**Task statement**.
Extract, from the listing that follows, each line containing the word "JSON".
■ ■ ■
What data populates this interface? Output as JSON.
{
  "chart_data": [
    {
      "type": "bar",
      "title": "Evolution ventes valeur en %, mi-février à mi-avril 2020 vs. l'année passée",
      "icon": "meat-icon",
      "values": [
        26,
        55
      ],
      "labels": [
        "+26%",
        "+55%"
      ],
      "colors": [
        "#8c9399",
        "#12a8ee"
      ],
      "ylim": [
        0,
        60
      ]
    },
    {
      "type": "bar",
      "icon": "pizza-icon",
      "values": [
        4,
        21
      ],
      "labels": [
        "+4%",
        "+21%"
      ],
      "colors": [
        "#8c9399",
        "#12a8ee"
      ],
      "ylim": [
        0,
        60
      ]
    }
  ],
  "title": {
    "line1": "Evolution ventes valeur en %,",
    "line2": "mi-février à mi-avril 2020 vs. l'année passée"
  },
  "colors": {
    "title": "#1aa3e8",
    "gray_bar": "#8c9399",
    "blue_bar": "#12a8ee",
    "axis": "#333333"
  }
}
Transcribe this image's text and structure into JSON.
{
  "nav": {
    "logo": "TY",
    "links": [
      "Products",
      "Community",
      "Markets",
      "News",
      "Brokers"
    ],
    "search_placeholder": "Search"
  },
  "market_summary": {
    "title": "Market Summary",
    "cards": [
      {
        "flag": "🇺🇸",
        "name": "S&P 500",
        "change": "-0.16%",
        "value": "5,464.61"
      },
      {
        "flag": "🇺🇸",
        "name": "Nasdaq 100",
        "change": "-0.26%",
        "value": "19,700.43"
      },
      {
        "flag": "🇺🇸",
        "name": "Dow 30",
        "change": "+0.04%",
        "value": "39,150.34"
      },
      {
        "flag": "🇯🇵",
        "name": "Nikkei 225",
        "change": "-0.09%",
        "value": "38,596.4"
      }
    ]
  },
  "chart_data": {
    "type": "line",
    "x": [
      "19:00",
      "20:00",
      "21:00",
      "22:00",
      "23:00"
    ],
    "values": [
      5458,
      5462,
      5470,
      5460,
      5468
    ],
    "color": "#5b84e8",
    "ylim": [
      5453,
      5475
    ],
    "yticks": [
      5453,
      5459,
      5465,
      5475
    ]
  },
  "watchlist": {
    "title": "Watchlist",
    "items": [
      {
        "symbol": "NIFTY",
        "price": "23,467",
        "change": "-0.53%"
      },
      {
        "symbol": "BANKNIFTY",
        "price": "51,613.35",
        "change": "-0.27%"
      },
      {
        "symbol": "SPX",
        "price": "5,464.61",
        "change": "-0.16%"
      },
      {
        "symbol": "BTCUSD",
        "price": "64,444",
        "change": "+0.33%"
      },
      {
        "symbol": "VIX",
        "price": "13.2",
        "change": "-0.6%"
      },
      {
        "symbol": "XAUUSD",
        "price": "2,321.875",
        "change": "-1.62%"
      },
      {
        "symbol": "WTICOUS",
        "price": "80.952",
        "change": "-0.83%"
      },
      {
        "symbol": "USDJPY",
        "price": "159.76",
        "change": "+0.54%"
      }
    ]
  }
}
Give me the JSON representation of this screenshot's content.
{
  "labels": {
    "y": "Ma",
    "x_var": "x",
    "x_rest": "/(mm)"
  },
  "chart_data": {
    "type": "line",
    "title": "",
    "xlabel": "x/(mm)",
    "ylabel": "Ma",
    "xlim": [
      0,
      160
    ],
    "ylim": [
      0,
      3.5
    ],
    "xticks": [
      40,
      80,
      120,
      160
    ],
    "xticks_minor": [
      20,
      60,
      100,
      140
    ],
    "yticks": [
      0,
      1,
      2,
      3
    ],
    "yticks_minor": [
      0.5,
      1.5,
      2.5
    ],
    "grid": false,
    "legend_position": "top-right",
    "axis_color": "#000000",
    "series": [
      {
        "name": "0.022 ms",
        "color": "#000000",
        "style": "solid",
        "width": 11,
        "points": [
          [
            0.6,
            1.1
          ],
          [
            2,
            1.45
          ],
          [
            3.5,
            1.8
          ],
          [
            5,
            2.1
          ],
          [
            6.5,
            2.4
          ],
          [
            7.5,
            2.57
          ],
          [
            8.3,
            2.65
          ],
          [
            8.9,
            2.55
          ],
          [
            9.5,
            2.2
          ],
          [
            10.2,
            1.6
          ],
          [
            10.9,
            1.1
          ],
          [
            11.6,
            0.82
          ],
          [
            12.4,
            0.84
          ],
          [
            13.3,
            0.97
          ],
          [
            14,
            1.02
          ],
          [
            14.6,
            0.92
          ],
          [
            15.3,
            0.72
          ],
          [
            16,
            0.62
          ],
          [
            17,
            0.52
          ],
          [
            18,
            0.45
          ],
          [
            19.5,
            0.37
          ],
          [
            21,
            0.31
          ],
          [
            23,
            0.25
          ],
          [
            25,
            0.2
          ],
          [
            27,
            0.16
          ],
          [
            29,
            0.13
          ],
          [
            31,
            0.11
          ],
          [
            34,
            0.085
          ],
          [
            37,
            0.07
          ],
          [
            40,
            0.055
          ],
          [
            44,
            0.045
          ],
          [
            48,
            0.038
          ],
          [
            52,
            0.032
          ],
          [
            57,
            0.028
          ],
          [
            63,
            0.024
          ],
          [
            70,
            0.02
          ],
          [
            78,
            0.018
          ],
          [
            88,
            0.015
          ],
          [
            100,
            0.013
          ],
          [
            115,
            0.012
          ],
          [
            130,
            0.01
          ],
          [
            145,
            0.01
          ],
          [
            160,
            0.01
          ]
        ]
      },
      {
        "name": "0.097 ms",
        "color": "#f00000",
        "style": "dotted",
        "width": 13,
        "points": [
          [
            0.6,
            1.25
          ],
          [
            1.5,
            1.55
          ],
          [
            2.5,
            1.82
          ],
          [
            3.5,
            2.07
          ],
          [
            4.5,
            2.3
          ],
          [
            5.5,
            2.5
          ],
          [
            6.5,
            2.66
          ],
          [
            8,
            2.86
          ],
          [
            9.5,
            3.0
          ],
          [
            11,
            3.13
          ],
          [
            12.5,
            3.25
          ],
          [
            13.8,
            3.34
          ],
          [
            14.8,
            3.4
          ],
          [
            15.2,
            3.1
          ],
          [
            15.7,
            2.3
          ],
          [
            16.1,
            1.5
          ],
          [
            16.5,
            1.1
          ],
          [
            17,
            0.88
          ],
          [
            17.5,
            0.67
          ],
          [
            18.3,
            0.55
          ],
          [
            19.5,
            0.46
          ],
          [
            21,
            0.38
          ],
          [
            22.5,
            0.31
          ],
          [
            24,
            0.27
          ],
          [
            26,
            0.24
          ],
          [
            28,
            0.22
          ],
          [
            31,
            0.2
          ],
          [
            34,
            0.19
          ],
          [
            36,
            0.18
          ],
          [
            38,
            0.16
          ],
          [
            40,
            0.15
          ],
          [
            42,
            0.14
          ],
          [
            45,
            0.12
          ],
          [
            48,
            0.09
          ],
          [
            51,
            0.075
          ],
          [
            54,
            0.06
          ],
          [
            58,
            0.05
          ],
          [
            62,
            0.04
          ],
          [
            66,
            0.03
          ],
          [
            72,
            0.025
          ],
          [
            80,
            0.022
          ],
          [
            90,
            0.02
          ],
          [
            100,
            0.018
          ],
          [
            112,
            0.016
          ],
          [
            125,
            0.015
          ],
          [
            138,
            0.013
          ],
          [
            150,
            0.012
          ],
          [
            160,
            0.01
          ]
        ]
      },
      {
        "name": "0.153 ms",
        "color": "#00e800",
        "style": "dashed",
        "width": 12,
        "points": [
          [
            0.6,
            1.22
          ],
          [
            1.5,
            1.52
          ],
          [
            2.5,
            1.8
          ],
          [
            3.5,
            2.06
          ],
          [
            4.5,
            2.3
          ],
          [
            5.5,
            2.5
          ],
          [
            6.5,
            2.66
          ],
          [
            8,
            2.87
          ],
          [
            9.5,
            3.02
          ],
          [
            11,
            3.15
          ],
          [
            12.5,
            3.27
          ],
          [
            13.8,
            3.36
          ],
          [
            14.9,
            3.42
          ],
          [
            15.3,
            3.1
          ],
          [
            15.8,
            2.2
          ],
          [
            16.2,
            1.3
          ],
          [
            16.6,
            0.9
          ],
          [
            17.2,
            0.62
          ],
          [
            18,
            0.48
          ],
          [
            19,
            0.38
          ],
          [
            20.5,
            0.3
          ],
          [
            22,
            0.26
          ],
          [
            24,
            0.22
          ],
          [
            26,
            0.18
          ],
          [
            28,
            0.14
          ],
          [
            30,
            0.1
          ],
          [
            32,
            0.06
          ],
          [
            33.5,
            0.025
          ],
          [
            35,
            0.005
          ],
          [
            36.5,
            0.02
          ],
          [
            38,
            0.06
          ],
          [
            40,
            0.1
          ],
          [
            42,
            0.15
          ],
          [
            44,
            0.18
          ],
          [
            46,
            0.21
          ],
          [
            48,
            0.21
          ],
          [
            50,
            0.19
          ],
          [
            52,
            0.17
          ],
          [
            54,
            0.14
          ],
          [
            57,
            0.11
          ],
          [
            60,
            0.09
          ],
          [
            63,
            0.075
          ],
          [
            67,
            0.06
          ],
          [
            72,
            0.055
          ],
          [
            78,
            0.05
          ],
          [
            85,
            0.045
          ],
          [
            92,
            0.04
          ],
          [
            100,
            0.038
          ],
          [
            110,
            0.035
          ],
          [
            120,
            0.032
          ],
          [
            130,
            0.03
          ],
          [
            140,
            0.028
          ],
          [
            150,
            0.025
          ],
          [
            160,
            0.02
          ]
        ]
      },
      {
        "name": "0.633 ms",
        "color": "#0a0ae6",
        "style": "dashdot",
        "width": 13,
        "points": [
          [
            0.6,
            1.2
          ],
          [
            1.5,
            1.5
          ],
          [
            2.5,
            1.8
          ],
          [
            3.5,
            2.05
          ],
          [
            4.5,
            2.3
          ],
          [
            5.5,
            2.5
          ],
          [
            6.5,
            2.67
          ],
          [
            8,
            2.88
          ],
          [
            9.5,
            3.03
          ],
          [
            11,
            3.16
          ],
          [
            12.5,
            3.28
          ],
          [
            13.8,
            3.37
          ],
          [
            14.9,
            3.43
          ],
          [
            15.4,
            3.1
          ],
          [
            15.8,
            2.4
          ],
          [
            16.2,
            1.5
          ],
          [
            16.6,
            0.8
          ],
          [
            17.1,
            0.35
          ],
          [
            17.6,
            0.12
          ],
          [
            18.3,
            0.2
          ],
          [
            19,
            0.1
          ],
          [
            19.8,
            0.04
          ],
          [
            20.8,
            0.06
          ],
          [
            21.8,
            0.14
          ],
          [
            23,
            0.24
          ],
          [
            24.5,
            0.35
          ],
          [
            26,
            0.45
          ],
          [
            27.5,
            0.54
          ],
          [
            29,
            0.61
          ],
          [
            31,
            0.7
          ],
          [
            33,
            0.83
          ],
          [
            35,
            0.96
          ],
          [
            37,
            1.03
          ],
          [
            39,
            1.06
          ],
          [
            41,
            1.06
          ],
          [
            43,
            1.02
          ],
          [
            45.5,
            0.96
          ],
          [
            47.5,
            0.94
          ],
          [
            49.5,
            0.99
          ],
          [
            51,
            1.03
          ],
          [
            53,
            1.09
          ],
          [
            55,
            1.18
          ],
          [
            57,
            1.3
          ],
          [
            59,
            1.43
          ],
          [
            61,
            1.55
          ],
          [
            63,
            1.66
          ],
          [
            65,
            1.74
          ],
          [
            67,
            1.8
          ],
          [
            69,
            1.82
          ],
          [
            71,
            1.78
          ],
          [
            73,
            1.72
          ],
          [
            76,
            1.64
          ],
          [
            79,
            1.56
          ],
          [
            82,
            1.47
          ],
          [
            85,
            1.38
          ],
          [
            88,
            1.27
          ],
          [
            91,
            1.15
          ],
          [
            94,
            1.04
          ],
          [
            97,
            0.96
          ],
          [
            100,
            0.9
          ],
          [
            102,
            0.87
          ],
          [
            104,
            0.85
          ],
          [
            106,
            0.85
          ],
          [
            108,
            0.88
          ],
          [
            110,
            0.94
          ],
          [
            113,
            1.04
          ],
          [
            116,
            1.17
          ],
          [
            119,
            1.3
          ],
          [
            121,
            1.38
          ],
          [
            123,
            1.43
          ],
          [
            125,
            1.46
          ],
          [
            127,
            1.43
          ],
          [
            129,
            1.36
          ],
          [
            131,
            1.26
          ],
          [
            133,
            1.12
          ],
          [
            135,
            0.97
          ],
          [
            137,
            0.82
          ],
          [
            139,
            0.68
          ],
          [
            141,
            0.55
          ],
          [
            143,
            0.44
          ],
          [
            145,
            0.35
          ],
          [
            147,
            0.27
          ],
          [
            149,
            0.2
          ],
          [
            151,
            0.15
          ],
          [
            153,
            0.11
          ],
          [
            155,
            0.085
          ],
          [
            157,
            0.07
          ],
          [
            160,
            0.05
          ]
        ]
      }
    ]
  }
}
■ ■ ■
**Worked answer**.
What data populates this interface? Output as JSON.
Transcribe this image's text and structure into JSON.
Give me the JSON representation of this screenshot's content.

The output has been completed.